§ **WHAT THE EXERCISE ASKS**: Find every line with "江苏省泰州中学届高三期中考试" in it, then report how many there are and nothing more.

§ **Collection entries**:

☆ ☆ ☆ ☆

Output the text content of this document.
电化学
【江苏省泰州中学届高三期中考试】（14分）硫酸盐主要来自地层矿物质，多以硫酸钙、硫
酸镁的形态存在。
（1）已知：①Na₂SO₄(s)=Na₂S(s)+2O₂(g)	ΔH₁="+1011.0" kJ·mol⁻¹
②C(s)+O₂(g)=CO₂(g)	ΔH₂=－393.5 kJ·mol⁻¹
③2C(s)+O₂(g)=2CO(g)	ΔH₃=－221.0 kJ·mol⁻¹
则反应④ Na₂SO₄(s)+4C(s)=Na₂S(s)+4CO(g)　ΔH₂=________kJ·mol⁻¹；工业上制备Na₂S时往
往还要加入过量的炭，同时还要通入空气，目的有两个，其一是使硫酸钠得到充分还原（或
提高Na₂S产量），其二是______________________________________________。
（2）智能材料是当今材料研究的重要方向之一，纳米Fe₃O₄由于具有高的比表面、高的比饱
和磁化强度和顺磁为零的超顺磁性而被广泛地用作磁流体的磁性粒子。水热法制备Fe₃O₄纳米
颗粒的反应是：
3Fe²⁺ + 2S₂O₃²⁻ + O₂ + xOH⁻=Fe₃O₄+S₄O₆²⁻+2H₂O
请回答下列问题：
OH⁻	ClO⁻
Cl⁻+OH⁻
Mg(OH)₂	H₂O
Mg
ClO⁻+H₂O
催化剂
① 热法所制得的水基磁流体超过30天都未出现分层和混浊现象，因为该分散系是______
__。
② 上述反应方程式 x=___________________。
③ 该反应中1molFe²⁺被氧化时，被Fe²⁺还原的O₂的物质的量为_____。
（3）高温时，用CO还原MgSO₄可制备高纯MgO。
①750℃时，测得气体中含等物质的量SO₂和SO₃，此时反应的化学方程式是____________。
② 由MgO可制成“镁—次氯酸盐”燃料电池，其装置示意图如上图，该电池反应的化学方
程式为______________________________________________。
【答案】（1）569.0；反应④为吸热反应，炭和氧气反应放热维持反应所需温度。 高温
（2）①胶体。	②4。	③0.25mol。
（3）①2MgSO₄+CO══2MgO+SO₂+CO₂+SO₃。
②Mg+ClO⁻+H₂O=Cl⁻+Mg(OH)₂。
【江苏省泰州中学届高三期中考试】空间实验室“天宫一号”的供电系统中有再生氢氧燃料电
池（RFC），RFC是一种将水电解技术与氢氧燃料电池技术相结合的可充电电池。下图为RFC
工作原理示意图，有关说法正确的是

☆ ☆ ☆ ☆

§ **RESPONSE TO THIS TASK**: 2